◆ THE EXERCISE: Repeat, exactly and completely, the entries shown underneath.
▽
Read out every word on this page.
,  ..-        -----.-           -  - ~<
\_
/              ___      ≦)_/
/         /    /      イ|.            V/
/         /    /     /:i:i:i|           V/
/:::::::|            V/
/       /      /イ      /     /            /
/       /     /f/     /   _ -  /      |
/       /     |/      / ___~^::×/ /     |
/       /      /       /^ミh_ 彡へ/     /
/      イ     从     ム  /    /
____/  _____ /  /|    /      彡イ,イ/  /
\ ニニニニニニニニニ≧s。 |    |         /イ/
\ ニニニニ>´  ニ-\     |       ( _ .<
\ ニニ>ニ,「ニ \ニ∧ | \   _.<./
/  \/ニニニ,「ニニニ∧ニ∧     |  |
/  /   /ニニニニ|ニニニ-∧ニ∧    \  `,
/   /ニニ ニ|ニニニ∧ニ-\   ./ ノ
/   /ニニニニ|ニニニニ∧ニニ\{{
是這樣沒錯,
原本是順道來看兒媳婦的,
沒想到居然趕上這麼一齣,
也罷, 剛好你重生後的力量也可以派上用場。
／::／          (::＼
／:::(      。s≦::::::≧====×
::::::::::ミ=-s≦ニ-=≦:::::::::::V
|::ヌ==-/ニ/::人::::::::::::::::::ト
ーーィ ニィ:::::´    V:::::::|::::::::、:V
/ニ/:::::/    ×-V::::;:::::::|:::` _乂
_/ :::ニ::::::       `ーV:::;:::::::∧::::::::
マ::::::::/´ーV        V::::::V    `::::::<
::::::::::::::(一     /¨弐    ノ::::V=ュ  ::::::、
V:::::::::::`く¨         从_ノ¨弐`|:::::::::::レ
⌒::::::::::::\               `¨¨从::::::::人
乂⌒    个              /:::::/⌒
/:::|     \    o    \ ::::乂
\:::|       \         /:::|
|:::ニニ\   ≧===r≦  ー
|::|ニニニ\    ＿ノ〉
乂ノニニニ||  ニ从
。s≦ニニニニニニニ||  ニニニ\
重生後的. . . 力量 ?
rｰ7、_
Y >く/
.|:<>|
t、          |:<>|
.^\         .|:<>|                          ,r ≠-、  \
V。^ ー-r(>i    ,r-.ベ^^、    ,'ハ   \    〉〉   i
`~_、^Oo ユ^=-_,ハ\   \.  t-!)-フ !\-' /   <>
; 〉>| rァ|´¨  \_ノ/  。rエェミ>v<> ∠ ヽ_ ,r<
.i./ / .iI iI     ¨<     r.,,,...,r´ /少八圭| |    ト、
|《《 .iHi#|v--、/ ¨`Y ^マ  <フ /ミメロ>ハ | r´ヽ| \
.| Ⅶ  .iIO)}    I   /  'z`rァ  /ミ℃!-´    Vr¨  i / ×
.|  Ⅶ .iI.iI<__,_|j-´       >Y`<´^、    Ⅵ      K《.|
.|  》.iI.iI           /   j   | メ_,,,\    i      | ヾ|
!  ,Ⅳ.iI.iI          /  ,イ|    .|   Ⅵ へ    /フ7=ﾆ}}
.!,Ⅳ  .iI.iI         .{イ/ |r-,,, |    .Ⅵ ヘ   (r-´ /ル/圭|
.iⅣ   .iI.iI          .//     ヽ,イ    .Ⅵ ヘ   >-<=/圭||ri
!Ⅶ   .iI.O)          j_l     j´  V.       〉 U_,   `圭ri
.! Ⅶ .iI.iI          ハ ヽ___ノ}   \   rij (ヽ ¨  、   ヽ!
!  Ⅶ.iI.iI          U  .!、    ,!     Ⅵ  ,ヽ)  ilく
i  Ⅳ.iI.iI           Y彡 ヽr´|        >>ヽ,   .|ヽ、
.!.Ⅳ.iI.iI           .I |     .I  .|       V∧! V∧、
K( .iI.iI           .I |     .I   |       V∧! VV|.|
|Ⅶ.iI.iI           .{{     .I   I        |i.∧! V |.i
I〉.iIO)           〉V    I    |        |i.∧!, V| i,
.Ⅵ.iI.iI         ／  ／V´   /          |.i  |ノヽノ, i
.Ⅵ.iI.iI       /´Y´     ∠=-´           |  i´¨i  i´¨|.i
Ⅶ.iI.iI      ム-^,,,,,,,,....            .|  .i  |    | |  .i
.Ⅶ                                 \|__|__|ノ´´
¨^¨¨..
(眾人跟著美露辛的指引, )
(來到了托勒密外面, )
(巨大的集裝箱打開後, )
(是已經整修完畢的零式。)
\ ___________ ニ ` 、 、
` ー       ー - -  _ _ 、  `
△
◆ SOLUTION FOR THIS EXERCISE:
Read out every word on this page.
,  ..-        -----.-           -  - ~<
\_
/              ___      ≦)_/
/         /    /      イ|.            V/
/         /    /     /:i:i:i|           V/
/:::::::|            V/
/       /      /イ      /     /            /
/       /     /f/     /   _ -  /      |
/       /     |/      / ___~^::×/ /     |
/       /      /       /^ミh_ 彡へ/     /
/      イ     从     ム  /    /
____/  _____ /  /|    /      彡イ,イ/  /
\ ニニニニニニニニニ≧s。 |    |         /イ/
\ ニニニニ>´  ニ-\     |       ( _ .<
\ ニニ>ニ,「ニ \ニ∧ | \   _.<./
/  \/ニニニ,「ニニニ∧ニ∧     |  |
/  /   /ニニニニ|ニニニ-∧ニ∧    \  `,
/   /ニニ ニ|ニニニ∧ニ-\   ./ ノ
/   /ニニニニ|ニニニニ∧ニニ\{{
是這樣沒錯,
原本是順道來看兒媳婦的,
沒想到居然趕上這麼一齣,
也罷, 剛好你重生後的力量也可以派上用場。
／::／          (::＼
／:::(      。s≦::::::≧====×
::::::::::ミ=-s≦ニ-=≦:::::::::::V
|::ヌ==-/ニ/::人::::::::::::::::::ト
ーーィ ニィ:::::´    V:::::::|::::::::、:V
/ニ/:::::/    ×-V::::;:::::::|:::` _乂
_/ :::ニ::::::       `ーV:::;:::::::∧::::::::
マ::::::::/´ーV        V::::::V    `::::::<
::::::::::::::(一     /¨弐    ノ::::V=ュ  ::::::、
V:::::::::::`く¨         从_ノ¨弐`|:::::::::::レ
⌒::::::::::::\               `¨¨从::::::::人
乂⌒    个              /:::::/⌒
/:::|     \    o    \ ::::乂
\:::|       \         /:::|
|:::ニニ\   ≧===r≦  ー
|::|ニニニ\    ＿ノ〉
乂ノニニニ||  ニ从
。s≦ニニニニニニニ||  ニニニ\
重生後的. . . 力量 ?
rｰ7、_
Y >く/
.|:<>|
t、          |:<>|
.^\         .|:<>|                          ,r ≠-、  \
V。^ ー-r(>i    ,r-.ベ^^、    ,'ハ   \    〉〉   i
`~_、^Oo ユ^=-_,ハ\   \.  t-!)-フ !\-' /   <>
; 〉>| rァ|´¨  \_ノ/  。rエェミ>v<> ∠ ヽ_ ,r<
.i./ / .iI iI     ¨<     r.,,,...,r´ /少八圭| |    ト、
|《《 .iHi#|v--、/ ¨`Y ^マ  <フ /ミメロ>ハ | r´ヽ| \
.| Ⅶ  .iIO)}    I   /  'z`rァ  /ミ℃!-´    Vr¨  i / ×
.|  Ⅶ .iI.iI<__,_|j-´       >Y`<´^、    Ⅵ      K《.|
.|  》.iI.iI           /   j   | メ_,,,\    i      | ヾ|
!  ,Ⅳ.iI.iI          /  ,イ|    .|   Ⅵ へ    /フ7=ﾆ}}
.!,Ⅳ  .iI.iI         .{イ/ |r-,,, |    .Ⅵ ヘ   (r-´ /ル/圭|
.iⅣ   .iI.iI          .//     ヽ,イ    .Ⅵ ヘ   >-<=/圭||ri
!Ⅶ   .iI.O)          j_l     j´  V.       〉 U_,   `圭ri
.! Ⅶ .iI.iI          ハ ヽ___ノ}   \   rij (ヽ ¨  、   ヽ!
!  Ⅶ.iI.iI          U  .!、    ,!     Ⅵ  ,ヽ)  ilく
i  Ⅳ.iI.iI           Y彡 ヽr´|        >>ヽ,   .|ヽ、
.!.Ⅳ.iI.iI           .I |     .I  .|       V∧! V∧、
K( .iI.iI           .I |     .I   |       V∧! VV|.|
|Ⅶ.iI.iI           .{{     .I   I        |i.∧! V |.i
I〉.iIO)           〉V    I    |        |i.∧!, V| i,
.Ⅵ.iI.iI         ／  ／V´   /          |.i  |ノヽノ, i
.Ⅵ.iI.iI       /´Y´     ∠=-´           |  i´¨i  i´¨|.i
Ⅶ.iI.iI      ム-^,,,,,,,,....            .|  .i  |    | |  .i
.Ⅶ                                 \|__|__|ノ´´
¨^¨¨..
(眾人跟著美露辛的指引, )
(來到了托勒密外面, )
(巨大的集裝箱打開後, )
(是已經整修完畢的零式。)
\ ___________ ニ ` 、 、
` ー       ー - -  _ _ 、  `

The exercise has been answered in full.